(Records from a data collection)
----

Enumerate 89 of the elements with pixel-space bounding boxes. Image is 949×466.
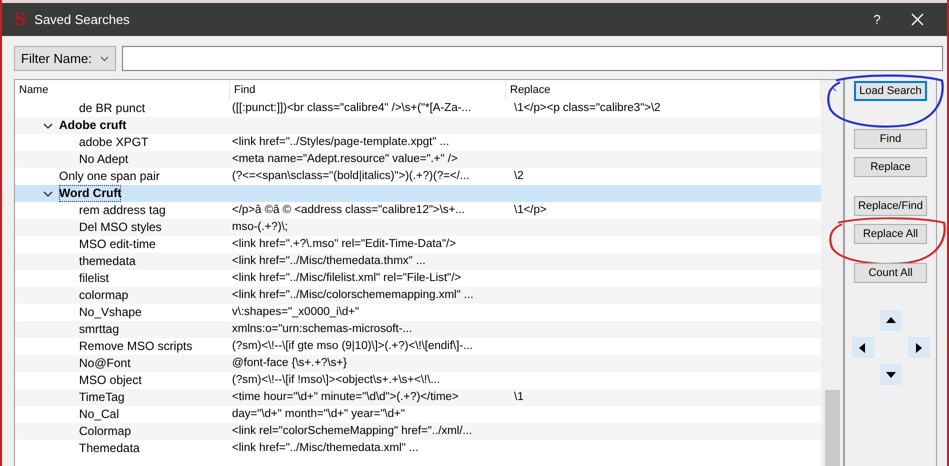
- tree-row[interactable]: filelist <link href="../Misc/filelist.xml" rel="File-List"/>: [15, 270, 821, 287]
- move-button[interactable]: [880, 310, 902, 331]
- search-name: smrttag: [79, 321, 120, 338]
- find-pattern: @font-face {\s+.+?\s+}: [232, 357, 347, 369]
- filter-dropdown[interactable]: Filter Name:: [14, 46, 116, 71]
- expand-chevron-icon[interactable]: [43, 120, 53, 130]
- scrollbar-thumb[interactable]: [824, 390, 840, 466]
- tree-row[interactable]: Adobe cruft: [15, 117, 821, 134]
- find-pattern: <link href=".+?\.mso" rel="Edit-Time-Data"/>: [232, 238, 456, 250]
- close-icon: [910, 13, 924, 26]
- tree-row[interactable]: MSO edit-time <link href=".+?\.mso" rel="Edit-Time-Data"/>: [15, 236, 821, 253]
- action-button[interactable]: Load Search: [854, 81, 927, 101]
- expand-chevron-icon[interactable]: [43, 188, 53, 198]
- tree-row[interactable]: rem address tag </p>â ©â © <address class="calibre12">\s+... \1</p>: [15, 202, 821, 219]
- replace-pattern: \1</p>: [514, 204, 547, 216]
- tree-row[interactable]: TimeTag <time hour="\d+" minute="\d\d">(.+?)</time> \1: [15, 389, 821, 406]
- find-pattern: day="\d+" month="\d+" year="\d+": [232, 408, 405, 420]
- search-name: adobe XPGT: [79, 134, 148, 151]
- find-pattern: v\:shapes="_x0000_i\d+": [232, 306, 360, 318]
- chevron-down-icon: [100, 56, 109, 62]
- replace-pattern: \1</p><p class="calibre3">\2: [514, 102, 661, 114]
- action-button[interactable]: Replace All: [854, 224, 927, 244]
- search-name: Colormap: [79, 423, 132, 440]
- column-header[interactable]: Name: [15, 80, 230, 100]
- search-name: TimeTag: [79, 389, 125, 406]
- find-pattern: <link rel="colorSchemeMapping" href="../xml/...: [232, 425, 472, 437]
- move-button[interactable]: [908, 337, 930, 358]
- tree-row[interactable]: Colormap <link rel="colorSchemeMapping" href="../xml/...: [15, 423, 821, 440]
- tree-row[interactable]: No_Cal day="\d+" month="\d+" year="\d+": [15, 406, 821, 423]
- search-name: rem address tag: [79, 202, 166, 219]
- find-pattern: (?sm)<\!--\[if gte mso (9|10)\]>(.+?)<\!\[endif\]-...: [232, 340, 473, 352]
- search-name: No@Font: [79, 355, 131, 372]
- action-button[interactable]: Replace/Find: [854, 196, 927, 216]
- find-pattern: <link href="../Misc/themedata.xml" ...: [232, 442, 418, 454]
- window-title: Saved Searches: [34, 12, 130, 27]
- find-pattern: </p>â ©â © <address class="calibre12">\s+...: [232, 204, 465, 216]
- move-button[interactable]: [852, 337, 874, 358]
- tree-row[interactable]: Del MSO styles mso-(.+?)\;: [15, 219, 821, 236]
- find-pattern: ([[:punct:]])<br class="calibre4" />\s+("*[A-Za-...: [232, 102, 472, 114]
- tree-row[interactable]: No_Vshape v\:shapes="_x0000_i\d+": [15, 304, 821, 321]
- tree-row[interactable]: Word Cruft: [15, 185, 821, 202]
- tree-row[interactable]: adobe XPGT <link href="../Styles/page-template.xpgt" ...: [15, 134, 821, 151]
- search-name: Del MSO styles: [79, 219, 162, 236]
- filter-field[interactable]: [122, 46, 943, 71]
- tree-row[interactable]: Only one span pair (?<=<span\sclass="(bold|italics)">)(.+?)(?=</... \2: [15, 168, 821, 185]
- find-pattern: <link href="../Styles/page-template.xpgt" ...: [232, 136, 450, 148]
- tree-row[interactable]: Remove MSO scripts (?sm)<\!--\[if gte mso (9|10)\]>(.+?)<\!\[endif\]-...: [15, 338, 821, 355]
- find-pattern: (?sm)<\!--\[if !mso\]><object\s+.+\s+<\!\...: [232, 374, 440, 386]
- search-name: de BR punct: [79, 100, 146, 117]
- search-name: Adobe cruft: [59, 117, 126, 134]
- tree-row[interactable]: Themedata <link href="../Misc/themedata.xml" ...: [15, 440, 821, 457]
- replace-pattern: \2: [514, 170, 524, 182]
- search-name: No_Vshape: [79, 304, 142, 321]
- move-button[interactable]: [880, 364, 902, 385]
- scroll-up-icon[interactable]: [828, 86, 836, 92]
- column-header[interactable]: Find: [230, 80, 506, 100]
- tree-row[interactable]: smrttag xmlns:o="urn:schemas-microsoft-...: [15, 321, 821, 338]
- search-name: Word Cruft: [59, 185, 122, 202]
- action-button[interactable]: Find: [854, 129, 927, 149]
- find-pattern: (?<=<span\sclass="(bold|italics)">)(.+?)(?=</...: [232, 170, 470, 182]
- find-pattern: <time hour="\d+" minute="\d\d">(.+?)</time>: [232, 391, 459, 403]
- find-pattern: xmlns:o="urn:schemas-microsoft-...: [232, 323, 412, 335]
- help-button[interactable]: ?: [857, 4, 897, 34]
- tree-row[interactable]: colormap <link href="../Misc/colorschememapping.xml" ...: [15, 287, 821, 304]
- tree-row[interactable]: No Adept <meta name="Adept.resource" value=".+" />: [15, 151, 821, 168]
- find-pattern: <meta name="Adept.resource" value=".+" />: [232, 153, 458, 165]
- search-name: Themedata: [79, 440, 140, 457]
- vertical-scrollbar[interactable]: [821, 80, 843, 466]
- search-name: Remove MSO scripts: [79, 338, 192, 355]
- search-name: MSO object: [79, 372, 142, 389]
- tree-row[interactable]: MSO object (?sm)<\!--\[if !mso\]><object\s+.+\s+<\!\...: [15, 372, 821, 389]
- find-pattern: <link href="../Misc/filelist.xml" rel="File-List"/>: [232, 272, 462, 284]
- tree-row[interactable]: No@Font @font-face {\s+.+?\s+}: [15, 355, 821, 372]
- find-pattern: <link href="../Misc/themedata.thmx" ...: [232, 255, 426, 267]
- action-button[interactable]: Count All: [854, 263, 927, 283]
- search-name: themedata: [79, 253, 136, 270]
- app-logo: S: [14, 10, 26, 30]
- search-name: colormap: [79, 287, 128, 304]
- search-name: Only one span pair: [59, 168, 160, 185]
- replace-pattern: \1: [514, 391, 524, 403]
- search-name: No Adept: [79, 151, 128, 168]
- search-name: filelist: [79, 270, 110, 287]
- search-name: MSO edit-time: [79, 236, 156, 253]
- find-pattern: mso-(.+?)\;: [232, 221, 288, 233]
- find-pattern: <link href="../Misc/colorschememapping.xml" ...: [232, 289, 474, 301]
- search-name: No_Cal: [79, 406, 120, 423]
- tree-row[interactable]: de BR punct ([[:punct:]])<br class="calibre4" />\s+("*[A-Za-... \1</p><p class="calibre3">\2: [15, 100, 821, 117]
- action-button[interactable]: Replace: [854, 157, 927, 177]
- tree-row[interactable]: themedata <link href="../Misc/themedata.thmx" ...: [15, 253, 821, 270]
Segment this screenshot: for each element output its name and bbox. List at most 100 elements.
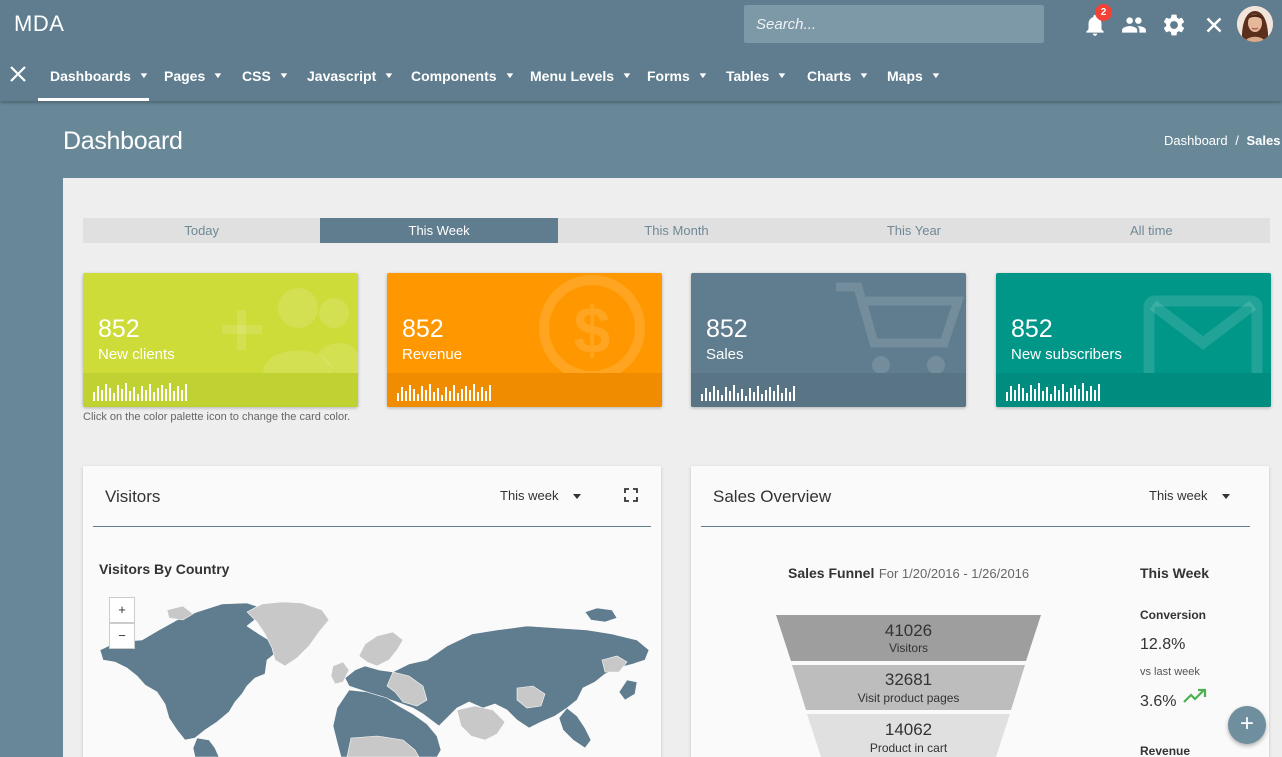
spark-bar	[765, 390, 767, 401]
spark-bar	[113, 393, 115, 401]
spark-bar	[1062, 384, 1064, 401]
dollar-coin-icon: $	[539, 275, 645, 373]
spark-bar	[1066, 392, 1068, 401]
nav-item-tables[interactable]: Tables ▼	[726, 50, 788, 101]
stat-value: 852	[1011, 315, 1053, 343]
spark-bar	[1078, 389, 1080, 401]
funnel-range: For 1/20/2016 - 1/26/2016	[878, 566, 1030, 581]
trending-up-icon	[1183, 688, 1207, 704]
spark-bar	[481, 387, 483, 401]
nav-item-css[interactable]: CSS ▼	[242, 50, 289, 101]
spark-bar	[441, 395, 443, 401]
add-fab-button[interactable]: +	[1228, 706, 1266, 744]
search-input[interactable]	[744, 5, 1044, 43]
nav-item-maps[interactable]: Maps ▼	[887, 50, 942, 101]
svg-text:$: $	[574, 293, 611, 367]
spark-bar	[465, 386, 467, 401]
avatar[interactable]	[1237, 6, 1273, 42]
spark-bar	[413, 389, 415, 401]
nav-item-pages[interactable]: Pages ▼	[164, 50, 224, 101]
nav-active-indicator	[38, 98, 149, 101]
nav-item-components[interactable]: Components ▼	[411, 50, 516, 101]
funnel-label-product-in-cart: Product in cart	[869, 741, 948, 755]
breadcrumb: Dashboard / Sales	[1164, 133, 1280, 148]
chevron-down-icon: ▼	[930, 71, 942, 80]
mail-icon	[1143, 295, 1263, 373]
spark-bar	[741, 389, 743, 401]
funnel-value-visit-product-pages: 32681	[884, 670, 933, 689]
tab-this-month[interactable]: This Month	[558, 218, 795, 243]
stat-card-new-subscribers[interactable]: 852 New subscribers	[996, 273, 1271, 407]
spark-bar	[773, 391, 775, 401]
nav-item-charts[interactable]: Charts ▼	[807, 50, 870, 101]
nav-item-dashboards[interactable]: Dashboards ▼	[50, 50, 149, 101]
search-box[interactable]	[744, 5, 1044, 43]
sparkline	[1006, 381, 1100, 401]
stat-label: New subscribers	[1011, 346, 1122, 363]
spark-bar	[453, 385, 455, 401]
spark-bar	[397, 393, 399, 401]
spark-bar	[1098, 384, 1100, 401]
breadcrumb-item-dashboard[interactable]: Dashboard	[1164, 133, 1228, 148]
spark-bar	[721, 395, 723, 401]
tab-this-year[interactable]: This Year	[795, 218, 1032, 243]
shopping-cart-icon	[836, 282, 965, 373]
spark-bar	[1038, 383, 1040, 401]
spark-bar	[477, 392, 479, 401]
spark-bar	[101, 390, 103, 401]
map-zoom-out-button[interactable]: −	[109, 623, 135, 649]
nav-item-javascript[interactable]: Javascript ▼	[307, 50, 395, 101]
tab-today[interactable]: Today	[83, 218, 320, 243]
nav-close-icon[interactable]	[8, 64, 28, 84]
spark-bar	[181, 390, 183, 401]
close-icon[interactable]	[1201, 12, 1227, 38]
world-map[interactable]	[97, 590, 657, 757]
spark-bar	[1026, 393, 1028, 401]
spark-bar	[785, 388, 787, 401]
map-zoom-in-button[interactable]: +	[109, 597, 135, 623]
tab-all-time[interactable]: All time	[1033, 218, 1270, 243]
stat-label: Sales	[706, 346, 744, 363]
spark-bar	[169, 383, 171, 401]
spark-bar	[153, 392, 155, 401]
stat-card-sales[interactable]: 852 Sales	[691, 273, 966, 407]
spark-bar	[401, 387, 403, 401]
period-tabs: Today This Week This Month This Year All…	[83, 218, 1270, 243]
people-icon[interactable]	[1121, 12, 1147, 38]
spark-bar	[177, 386, 179, 401]
spark-bar	[1058, 390, 1060, 401]
spark-bar	[769, 387, 771, 401]
chevron-down-icon: ▼	[503, 71, 516, 80]
spark-bar	[793, 386, 795, 401]
funnel-value-visitors: 41026	[884, 621, 933, 640]
sales-range-select[interactable]: This week	[1149, 488, 1230, 503]
nav-item-menu-levels[interactable]: Menu Levels ▼	[530, 50, 633, 101]
nav-item-forms[interactable]: Forms ▼	[647, 50, 708, 101]
caret-down-icon	[572, 494, 581, 500]
vs-last-week-value: 3.6%	[1140, 693, 1177, 710]
spark-bar	[1090, 386, 1092, 401]
stat-card-revenue[interactable]: $ 852 Revenue	[387, 273, 662, 407]
stat-card-new-clients[interactable]: 852 New clients	[83, 273, 358, 407]
tab-this-week[interactable]: This Week	[320, 218, 558, 243]
spark-bar	[173, 391, 175, 401]
spark-bar	[409, 385, 411, 401]
spark-bar	[117, 385, 119, 401]
spark-bar	[97, 386, 99, 401]
spark-bar	[133, 387, 135, 401]
spark-bar	[469, 390, 471, 401]
spark-bar	[129, 391, 131, 401]
sales-range-label: This week	[1149, 488, 1208, 503]
gear-icon[interactable]	[1161, 12, 1187, 38]
sparkline	[701, 381, 795, 401]
spark-bar	[1046, 387, 1048, 401]
spark-bar	[1094, 390, 1096, 401]
visitors-range-select[interactable]: This week	[500, 488, 581, 503]
fullscreen-icon[interactable]	[624, 488, 638, 502]
spark-bar	[1034, 389, 1036, 401]
spark-bar	[713, 386, 715, 401]
app-brand[interactable]: MDA	[14, 11, 64, 37]
sparkline	[397, 381, 491, 401]
spark-bar	[1070, 388, 1072, 401]
spark-bar	[789, 392, 791, 401]
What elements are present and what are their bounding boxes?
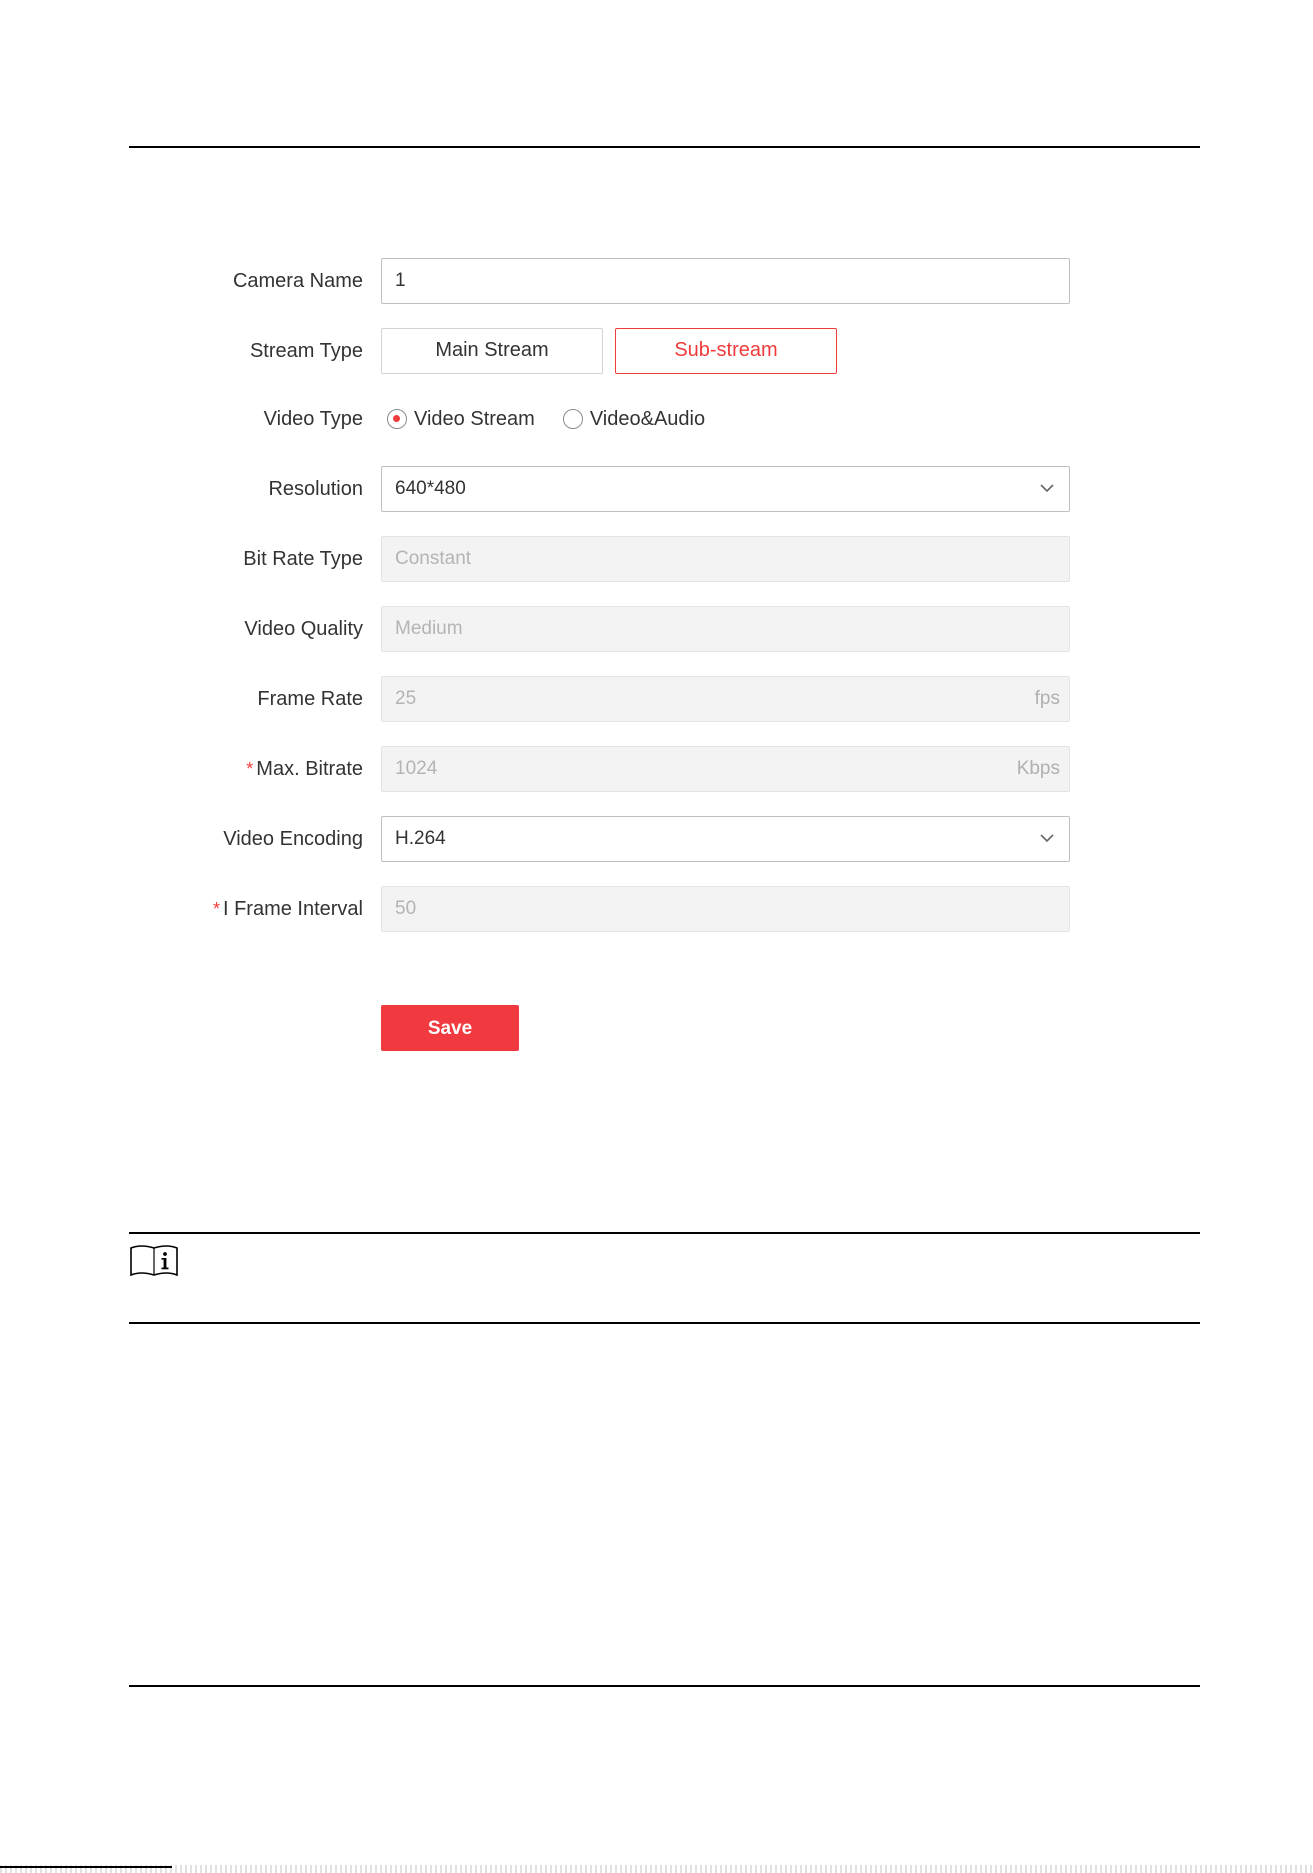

----

Start at the line containing "- tree-row[interactable]: filelist" and end with the line containing "- search-name: smrttag: [79, 321, 120, 338]", and reproduce those lines without any change.

- tree-row[interactable]: filelist <link href="../Misc/filelist.xml" rel="File-List"/>: [15, 270, 821, 287]
- move-button[interactable]: [880, 310, 902, 331]
- search-name: smrttag: [79, 321, 120, 338]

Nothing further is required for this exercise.